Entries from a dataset

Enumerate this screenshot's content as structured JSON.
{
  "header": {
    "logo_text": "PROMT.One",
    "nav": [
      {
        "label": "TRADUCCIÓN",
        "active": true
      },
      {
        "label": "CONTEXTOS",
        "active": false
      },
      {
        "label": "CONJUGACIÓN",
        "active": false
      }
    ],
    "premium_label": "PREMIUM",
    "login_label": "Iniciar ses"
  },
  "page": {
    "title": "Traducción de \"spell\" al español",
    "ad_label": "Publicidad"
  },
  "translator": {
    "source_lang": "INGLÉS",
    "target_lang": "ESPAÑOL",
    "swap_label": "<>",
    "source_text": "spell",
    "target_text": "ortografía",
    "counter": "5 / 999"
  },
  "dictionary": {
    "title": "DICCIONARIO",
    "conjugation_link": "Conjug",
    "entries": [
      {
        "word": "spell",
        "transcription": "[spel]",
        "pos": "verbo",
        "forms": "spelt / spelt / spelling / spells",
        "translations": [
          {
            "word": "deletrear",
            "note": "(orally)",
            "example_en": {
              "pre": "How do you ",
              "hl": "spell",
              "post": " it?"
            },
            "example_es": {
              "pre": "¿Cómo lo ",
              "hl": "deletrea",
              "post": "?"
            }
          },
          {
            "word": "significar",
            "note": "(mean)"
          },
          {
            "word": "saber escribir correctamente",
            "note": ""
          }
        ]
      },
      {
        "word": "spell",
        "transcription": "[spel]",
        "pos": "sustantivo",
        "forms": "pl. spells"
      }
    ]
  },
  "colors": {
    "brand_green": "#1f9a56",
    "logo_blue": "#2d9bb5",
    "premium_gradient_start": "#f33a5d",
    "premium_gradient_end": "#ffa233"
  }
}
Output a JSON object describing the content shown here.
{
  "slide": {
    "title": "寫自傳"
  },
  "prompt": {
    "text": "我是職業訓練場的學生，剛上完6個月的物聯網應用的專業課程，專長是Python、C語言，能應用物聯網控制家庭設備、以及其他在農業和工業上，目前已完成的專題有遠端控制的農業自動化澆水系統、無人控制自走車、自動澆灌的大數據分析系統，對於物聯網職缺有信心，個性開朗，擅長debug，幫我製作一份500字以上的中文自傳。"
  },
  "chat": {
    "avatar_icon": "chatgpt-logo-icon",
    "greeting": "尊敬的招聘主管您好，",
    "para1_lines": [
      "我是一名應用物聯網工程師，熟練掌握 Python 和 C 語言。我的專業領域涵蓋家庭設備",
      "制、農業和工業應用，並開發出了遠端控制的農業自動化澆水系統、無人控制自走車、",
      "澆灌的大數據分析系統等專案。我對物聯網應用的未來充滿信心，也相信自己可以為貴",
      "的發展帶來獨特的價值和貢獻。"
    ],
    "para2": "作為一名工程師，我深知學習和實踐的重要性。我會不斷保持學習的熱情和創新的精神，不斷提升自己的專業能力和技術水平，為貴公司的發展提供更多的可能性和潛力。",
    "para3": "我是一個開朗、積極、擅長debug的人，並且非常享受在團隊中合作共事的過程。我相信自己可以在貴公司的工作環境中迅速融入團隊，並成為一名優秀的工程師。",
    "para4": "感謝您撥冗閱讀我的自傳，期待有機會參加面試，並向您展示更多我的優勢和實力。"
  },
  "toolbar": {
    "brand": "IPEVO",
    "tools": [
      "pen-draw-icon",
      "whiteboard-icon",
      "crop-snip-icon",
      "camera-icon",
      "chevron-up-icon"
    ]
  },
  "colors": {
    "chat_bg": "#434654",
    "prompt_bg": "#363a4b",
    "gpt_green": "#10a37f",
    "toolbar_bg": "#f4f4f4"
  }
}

- EXERCISE TASK
Would you reproduce the material above in full, exactly as given?

- EXERCISE RESULT
Enumerate this screenshot's content as structured JSON.
{
  "header": {
    "logo_text": "PROMT.One",
    "nav": [
      {
        "label": "TRADUCCIÓN",
        "active": true
      },
      {
        "label": "CONTEXTOS",
        "active": false
      },
      {
        "label": "CONJUGACIÓN",
        "active": false
      }
    ],
    "premium_label": "PREMIUM",
    "login_label": "Iniciar ses"
  },
  "page": {
    "title": "Traducción de \"spell\" al español",
    "ad_label": "Publicidad"
  },
  "translator": {
    "source_lang": "INGLÉS",
    "target_lang": "ESPAÑOL",
    "swap_label": "<>",
    "source_text": "spell",
    "target_text": "ortografía",
    "counter": "5 / 999"
  },
  "dictionary": {
    "title": "DICCIONARIO",
    "conjugation_link": "Conjug",
    "entries": [
      {
        "word": "spell",
        "transcription": "[spel]",
        "pos": "verbo",
        "forms": "spelt / spelt / spelling / spells",
        "translations": [
          {
            "word": "deletrear",
            "note": "(orally)",
            "example_en": {
              "pre": "How do you ",
              "hl": "spell",
              "post": " it?"
            },
            "example_es": {
              "pre": "¿Cómo lo ",
              "hl": "deletrea",
              "post": "?"
            }
          },
          {
            "word": "significar",
            "note": "(mean)"
          },
          {
            "word": "saber escribir correctamente",
            "note": ""
          }
        ]
      },
      {
        "word": "spell",
        "transcription": "[spel]",
        "pos": "sustantivo",
        "forms": "pl. spells"
      }
    ]
  },
  "colors": {
    "brand_green": "#1f9a56",
    "logo_blue": "#2d9bb5",
    "premium_gradient_start": "#f33a5d",
    "premium_gradient_end": "#ffa233"
  }
}
Output a JSON object describing the content shown here.
{
  "slide": {
    "title": "寫自傳"
  },
  "prompt": {
    "text": "我是職業訓練場的學生，剛上完6個月的物聯網應用的專業課程，專長是Python、C語言，能應用物聯網控制家庭設備、以及其他在農業和工業上，目前已完成的專題有遠端控制的農業自動化澆水系統、無人控制自走車、自動澆灌的大數據分析系統，對於物聯網職缺有信心，個性開朗，擅長debug，幫我製作一份500字以上的中文自傳。"
  },
  "chat": {
    "avatar_icon": "chatgpt-logo-icon",
    "greeting": "尊敬的招聘主管您好，",
    "para1_lines": [
      "我是一名應用物聯網工程師，熟練掌握 Python 和 C 語言。我的專業領域涵蓋家庭設備",
      "制、農業和工業應用，並開發出了遠端控制的農業自動化澆水系統、無人控制自走車、",
      "澆灌的大數據分析系統等專案。我對物聯網應用的未來充滿信心，也相信自己可以為貴",
      "的發展帶來獨特的價值和貢獻。"
    ],
    "para2": "作為一名工程師，我深知學習和實踐的重要性。我會不斷保持學習的熱情和創新的精神，不斷提升自己的專業能力和技術水平，為貴公司的發展提供更多的可能性和潛力。",
    "para3": "我是一個開朗、積極、擅長debug的人，並且非常享受在團隊中合作共事的過程。我相信自己可以在貴公司的工作環境中迅速融入團隊，並成為一名優秀的工程師。",
    "para4": "感謝您撥冗閱讀我的自傳，期待有機會參加面試，並向您展示更多我的優勢和實力。"
  },
  "toolbar": {
    "brand": "IPEVO",
    "tools": [
      "pen-draw-icon",
      "whiteboard-icon",
      "crop-snip-icon",
      "camera-icon",
      "chevron-up-icon"
    ]
  },
  "colors": {
    "chat_bg": "#434654",
    "prompt_bg": "#363a4b",
    "gpt_green": "#10a37f",
    "toolbar_bg": "#f4f4f4"
  }
}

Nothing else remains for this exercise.